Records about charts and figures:
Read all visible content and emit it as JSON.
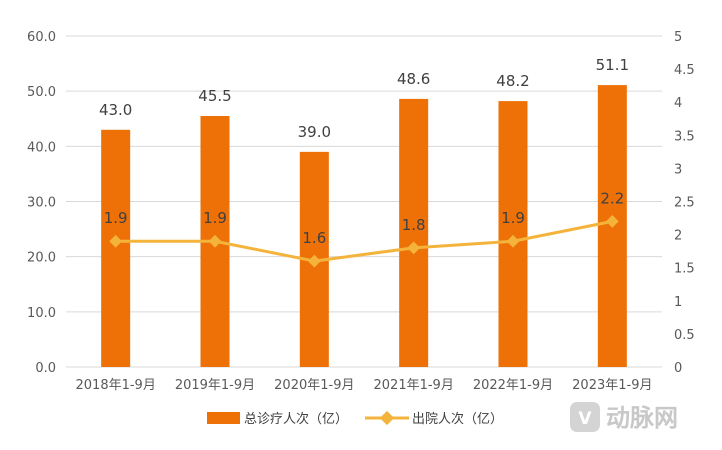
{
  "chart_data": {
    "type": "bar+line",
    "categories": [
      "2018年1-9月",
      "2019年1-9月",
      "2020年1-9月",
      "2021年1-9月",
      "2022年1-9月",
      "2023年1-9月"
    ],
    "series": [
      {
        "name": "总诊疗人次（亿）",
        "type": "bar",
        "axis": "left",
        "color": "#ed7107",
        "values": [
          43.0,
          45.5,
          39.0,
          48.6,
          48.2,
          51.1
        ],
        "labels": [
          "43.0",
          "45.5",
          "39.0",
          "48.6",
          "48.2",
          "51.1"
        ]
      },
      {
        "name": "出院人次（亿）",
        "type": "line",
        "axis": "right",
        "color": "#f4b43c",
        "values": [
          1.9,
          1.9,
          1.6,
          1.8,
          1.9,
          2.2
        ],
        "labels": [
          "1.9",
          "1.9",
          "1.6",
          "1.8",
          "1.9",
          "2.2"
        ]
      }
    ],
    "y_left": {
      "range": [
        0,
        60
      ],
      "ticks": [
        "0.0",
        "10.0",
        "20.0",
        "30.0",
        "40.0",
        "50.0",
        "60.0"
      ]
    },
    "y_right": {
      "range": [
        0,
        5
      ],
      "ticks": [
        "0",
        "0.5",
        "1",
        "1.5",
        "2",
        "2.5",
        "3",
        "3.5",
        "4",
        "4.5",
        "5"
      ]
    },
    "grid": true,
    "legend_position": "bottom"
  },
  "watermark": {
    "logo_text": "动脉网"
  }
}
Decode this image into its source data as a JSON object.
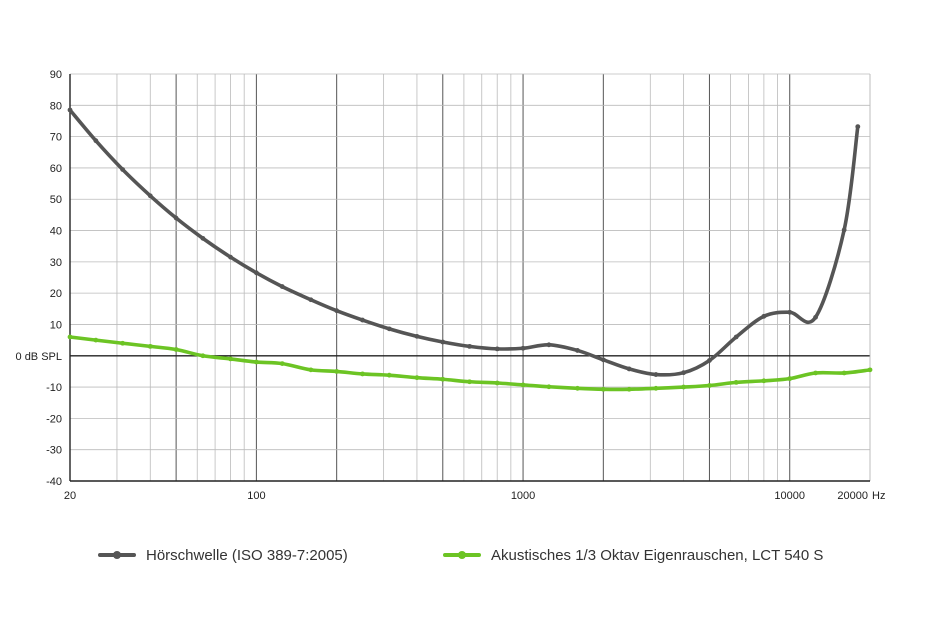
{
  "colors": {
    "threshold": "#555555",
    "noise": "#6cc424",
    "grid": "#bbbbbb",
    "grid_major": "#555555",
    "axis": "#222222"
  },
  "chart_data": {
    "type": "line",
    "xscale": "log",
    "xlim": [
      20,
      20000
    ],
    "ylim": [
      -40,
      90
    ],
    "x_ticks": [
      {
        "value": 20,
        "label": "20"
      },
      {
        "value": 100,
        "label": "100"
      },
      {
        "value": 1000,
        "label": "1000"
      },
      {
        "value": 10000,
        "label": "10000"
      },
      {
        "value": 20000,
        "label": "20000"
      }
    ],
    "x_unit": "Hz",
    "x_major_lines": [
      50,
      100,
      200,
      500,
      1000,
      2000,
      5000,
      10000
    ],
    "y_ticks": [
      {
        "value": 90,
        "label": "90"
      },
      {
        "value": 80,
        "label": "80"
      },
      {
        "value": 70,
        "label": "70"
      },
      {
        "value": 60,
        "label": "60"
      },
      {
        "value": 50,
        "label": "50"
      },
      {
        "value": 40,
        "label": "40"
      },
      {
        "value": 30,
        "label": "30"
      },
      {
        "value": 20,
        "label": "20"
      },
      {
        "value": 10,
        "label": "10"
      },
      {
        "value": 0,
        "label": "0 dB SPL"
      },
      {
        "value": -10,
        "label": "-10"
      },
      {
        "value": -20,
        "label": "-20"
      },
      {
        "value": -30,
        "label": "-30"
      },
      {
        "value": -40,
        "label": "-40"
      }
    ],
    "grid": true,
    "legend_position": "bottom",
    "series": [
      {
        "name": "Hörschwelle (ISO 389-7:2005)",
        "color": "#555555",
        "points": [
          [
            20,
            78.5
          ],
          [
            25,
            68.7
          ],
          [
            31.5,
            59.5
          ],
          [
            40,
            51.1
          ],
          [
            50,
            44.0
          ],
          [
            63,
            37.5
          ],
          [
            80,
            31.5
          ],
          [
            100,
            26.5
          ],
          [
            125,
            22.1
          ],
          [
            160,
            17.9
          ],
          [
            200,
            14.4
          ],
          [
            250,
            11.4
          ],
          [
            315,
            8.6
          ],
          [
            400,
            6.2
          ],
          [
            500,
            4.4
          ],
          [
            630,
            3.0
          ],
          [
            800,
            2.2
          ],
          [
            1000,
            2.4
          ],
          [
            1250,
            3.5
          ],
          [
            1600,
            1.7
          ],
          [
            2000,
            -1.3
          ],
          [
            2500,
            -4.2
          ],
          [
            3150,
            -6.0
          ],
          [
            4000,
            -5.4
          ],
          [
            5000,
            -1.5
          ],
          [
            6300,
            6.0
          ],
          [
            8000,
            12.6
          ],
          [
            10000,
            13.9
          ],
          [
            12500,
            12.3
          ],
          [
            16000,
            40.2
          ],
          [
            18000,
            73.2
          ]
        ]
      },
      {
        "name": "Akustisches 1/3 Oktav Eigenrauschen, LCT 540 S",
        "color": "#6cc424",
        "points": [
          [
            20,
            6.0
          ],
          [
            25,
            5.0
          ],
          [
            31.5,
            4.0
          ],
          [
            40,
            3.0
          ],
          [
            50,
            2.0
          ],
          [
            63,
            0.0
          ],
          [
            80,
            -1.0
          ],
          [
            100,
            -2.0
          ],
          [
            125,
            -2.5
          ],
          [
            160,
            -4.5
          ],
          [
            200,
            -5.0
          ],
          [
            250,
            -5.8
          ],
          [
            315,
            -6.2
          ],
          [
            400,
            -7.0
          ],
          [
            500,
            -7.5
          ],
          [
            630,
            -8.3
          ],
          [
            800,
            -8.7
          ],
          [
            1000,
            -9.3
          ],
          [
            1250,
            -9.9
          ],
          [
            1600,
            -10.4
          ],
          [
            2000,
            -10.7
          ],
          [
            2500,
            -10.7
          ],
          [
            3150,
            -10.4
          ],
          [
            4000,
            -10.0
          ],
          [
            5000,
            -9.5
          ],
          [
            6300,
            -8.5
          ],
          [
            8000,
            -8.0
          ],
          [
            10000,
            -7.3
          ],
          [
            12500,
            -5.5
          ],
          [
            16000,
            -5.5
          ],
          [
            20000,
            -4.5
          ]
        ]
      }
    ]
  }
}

* Work instructions
Every line of text is to be repeated exactly; pictures are left out.

* Reply
Read all visible content and emit it as JSON.
{
  "chart_data": {
    "type": "bar+line",
    "categories": [
      "2018年1-9月",
      "2019年1-9月",
      "2020年1-9月",
      "2021年1-9月",
      "2022年1-9月",
      "2023年1-9月"
    ],
    "series": [
      {
        "name": "总诊疗人次（亿）",
        "type": "bar",
        "axis": "left",
        "color": "#ed7107",
        "values": [
          43.0,
          45.5,
          39.0,
          48.6,
          48.2,
          51.1
        ],
        "labels": [
          "43.0",
          "45.5",
          "39.0",
          "48.6",
          "48.2",
          "51.1"
        ]
      },
      {
        "name": "出院人次（亿）",
        "type": "line",
        "axis": "right",
        "color": "#f4b43c",
        "values": [
          1.9,
          1.9,
          1.6,
          1.8,
          1.9,
          2.2
        ],
        "labels": [
          "1.9",
          "1.9",
          "1.6",
          "1.8",
          "1.9",
          "2.2"
        ]
      }
    ],
    "y_left": {
      "range": [
        0,
        60
      ],
      "ticks": [
        "0.0",
        "10.0",
        "20.0",
        "30.0",
        "40.0",
        "50.0",
        "60.0"
      ]
    },
    "y_right": {
      "range": [
        0,
        5
      ],
      "ticks": [
        "0",
        "0.5",
        "1",
        "1.5",
        "2",
        "2.5",
        "3",
        "3.5",
        "4",
        "4.5",
        "5"
      ]
    },
    "grid": true,
    "legend_position": "bottom"
  },
  "watermark": {
    "logo_text": "动脉网"
  }
}
Decode this image into its source data as a JSON object.
{
  "colors": {
    "threshold": "#555555",
    "noise": "#6cc424",
    "grid": "#bbbbbb",
    "grid_major": "#555555",
    "axis": "#222222"
  },
  "chart_data": {
    "type": "line",
    "xscale": "log",
    "xlim": [
      20,
      20000
    ],
    "ylim": [
      -40,
      90
    ],
    "x_ticks": [
      {
        "value": 20,
        "label": "20"
      },
      {
        "value": 100,
        "label": "100"
      },
      {
        "value": 1000,
        "label": "1000"
      },
      {
        "value": 10000,
        "label": "10000"
      },
      {
        "value": 20000,
        "label": "20000"
      }
    ],
    "x_unit": "Hz",
    "x_major_lines": [
      50,
      100,
      200,
      500,
      1000,
      2000,
      5000,
      10000
    ],
    "y_ticks": [
      {
        "value": 90,
        "label": "90"
      },
      {
        "value": 80,
        "label": "80"
      },
      {
        "value": 70,
        "label": "70"
      },
      {
        "value": 60,
        "label": "60"
      },
      {
        "value": 50,
        "label": "50"
      },
      {
        "value": 40,
        "label": "40"
      },
      {
        "value": 30,
        "label": "30"
      },
      {
        "value": 20,
        "label": "20"
      },
      {
        "value": 10,
        "label": "10"
      },
      {
        "value": 0,
        "label": "0 dB SPL"
      },
      {
        "value": -10,
        "label": "-10"
      },
      {
        "value": -20,
        "label": "-20"
      },
      {
        "value": -30,
        "label": "-30"
      },
      {
        "value": -40,
        "label": "-40"
      }
    ],
    "grid": true,
    "legend_position": "bottom",
    "series": [
      {
        "name": "Hörschwelle (ISO 389-7:2005)",
        "color": "#555555",
        "points": [
          [
            20,
            78.5
          ],
          [
            25,
            68.7
          ],
          [
            31.5,
            59.5
          ],
          [
            40,
            51.1
          ],
          [
            50,
            44.0
          ],
          [
            63,
            37.5
          ],
          [
            80,
            31.5
          ],
          [
            100,
            26.5
          ],
          [
            125,
            22.1
          ],
          [
            160,
            17.9
          ],
          [
            200,
            14.4
          ],
          [
            250,
            11.4
          ],
          [
            315,
            8.6
          ],
          [
            400,
            6.2
          ],
          [
            500,
            4.4
          ],
          [
            630,
            3.0
          ],
          [
            800,
            2.2
          ],
          [
            1000,
            2.4
          ],
          [
            1250,
            3.5
          ],
          [
            1600,
            1.7
          ],
          [
            2000,
            -1.3
          ],
          [
            2500,
            -4.2
          ],
          [
            3150,
            -6.0
          ],
          [
            4000,
            -5.4
          ],
          [
            5000,
            -1.5
          ],
          [
            6300,
            6.0
          ],
          [
            8000,
            12.6
          ],
          [
            10000,
            13.9
          ],
          [
            12500,
            12.3
          ],
          [
            16000,
            40.2
          ],
          [
            18000,
            73.2
          ]
        ]
      },
      {
        "name": "Akustisches 1/3 Oktav Eigenrauschen, LCT 540 S",
        "color": "#6cc424",
        "points": [
          [
            20,
            6.0
          ],
          [
            25,
            5.0
          ],
          [
            31.5,
            4.0
          ],
          [
            40,
            3.0
          ],
          [
            50,
            2.0
          ],
          [
            63,
            0.0
          ],
          [
            80,
            -1.0
          ],
          [
            100,
            -2.0
          ],
          [
            125,
            -2.5
          ],
          [
            160,
            -4.5
          ],
          [
            200,
            -5.0
          ],
          [
            250,
            -5.8
          ],
          [
            315,
            -6.2
          ],
          [
            400,
            -7.0
          ],
          [
            500,
            -7.5
          ],
          [
            630,
            -8.3
          ],
          [
            800,
            -8.7
          ],
          [
            1000,
            -9.3
          ],
          [
            1250,
            -9.9
          ],
          [
            1600,
            -10.4
          ],
          [
            2000,
            -10.7
          ],
          [
            2500,
            -10.7
          ],
          [
            3150,
            -10.4
          ],
          [
            4000,
            -10.0
          ],
          [
            5000,
            -9.5
          ],
          [
            6300,
            -8.5
          ],
          [
            8000,
            -8.0
          ],
          [
            10000,
            -7.3
          ],
          [
            12500,
            -5.5
          ],
          [
            16000,
            -5.5
          ],
          [
            20000,
            -4.5
          ]
        ]
      }
    ]
  }
}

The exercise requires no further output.